- _THE EXERCISE_
Reproduce the records below exactly as given.

- - - -

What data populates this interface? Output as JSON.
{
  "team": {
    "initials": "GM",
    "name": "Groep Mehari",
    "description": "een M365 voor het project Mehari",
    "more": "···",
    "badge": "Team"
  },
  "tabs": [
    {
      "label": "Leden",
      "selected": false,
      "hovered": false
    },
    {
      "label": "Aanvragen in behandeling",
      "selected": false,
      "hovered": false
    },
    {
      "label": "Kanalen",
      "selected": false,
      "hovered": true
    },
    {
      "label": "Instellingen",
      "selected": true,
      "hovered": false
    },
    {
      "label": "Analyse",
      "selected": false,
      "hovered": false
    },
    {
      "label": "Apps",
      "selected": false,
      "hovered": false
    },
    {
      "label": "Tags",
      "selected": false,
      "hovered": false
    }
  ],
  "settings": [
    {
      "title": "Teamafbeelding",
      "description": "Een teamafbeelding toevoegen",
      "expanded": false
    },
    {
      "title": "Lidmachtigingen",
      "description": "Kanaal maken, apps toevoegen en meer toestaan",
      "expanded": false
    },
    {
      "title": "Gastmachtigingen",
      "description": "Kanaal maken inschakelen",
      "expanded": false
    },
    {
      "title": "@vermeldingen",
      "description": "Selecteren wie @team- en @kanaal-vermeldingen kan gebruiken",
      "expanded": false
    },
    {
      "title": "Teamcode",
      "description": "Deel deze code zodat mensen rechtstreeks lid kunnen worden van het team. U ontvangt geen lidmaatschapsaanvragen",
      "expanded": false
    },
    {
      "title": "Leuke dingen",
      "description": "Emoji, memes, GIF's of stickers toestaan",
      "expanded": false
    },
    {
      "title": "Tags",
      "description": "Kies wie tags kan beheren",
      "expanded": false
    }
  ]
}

- - - -

- _OUTPUT BELOW_
What data populates this interface? Output as JSON.
{
  "team": {
    "initials": "GM",
    "name": "Groep Mehari",
    "description": "een M365 voor het project Mehari",
    "more": "···",
    "badge": "Team"
  },
  "tabs": [
    {
      "label": "Leden",
      "selected": false,
      "hovered": false
    },
    {
      "label": "Aanvragen in behandeling",
      "selected": false,
      "hovered": false
    },
    {
      "label": "Kanalen",
      "selected": false,
      "hovered": true
    },
    {
      "label": "Instellingen",
      "selected": true,
      "hovered": false
    },
    {
      "label": "Analyse",
      "selected": false,
      "hovered": false
    },
    {
      "label": "Apps",
      "selected": false,
      "hovered": false
    },
    {
      "label": "Tags",
      "selected": false,
      "hovered": false
    }
  ],
  "settings": [
    {
      "title": "Teamafbeelding",
      "description": "Een teamafbeelding toevoegen",
      "expanded": false
    },
    {
      "title": "Lidmachtigingen",
      "description": "Kanaal maken, apps toevoegen en meer toestaan",
      "expanded": false
    },
    {
      "title": "Gastmachtigingen",
      "description": "Kanaal maken inschakelen",
      "expanded": false
    },
    {
      "title": "@vermeldingen",
      "description": "Selecteren wie @team- en @kanaal-vermeldingen kan gebruiken",
      "expanded": false
    },
    {
      "title": "Teamcode",
      "description": "Deel deze code zodat mensen rechtstreeks lid kunnen worden van het team. U ontvangt geen lidmaatschapsaanvragen",
      "expanded": false
    },
    {
      "title": "Leuke dingen",
      "description": "Emoji, memes, GIF's of stickers toestaan",
      "expanded": false
    },
    {
      "title": "Tags",
      "description": "Kies wie tags kan beheren",
      "expanded": false
    }
  ]
}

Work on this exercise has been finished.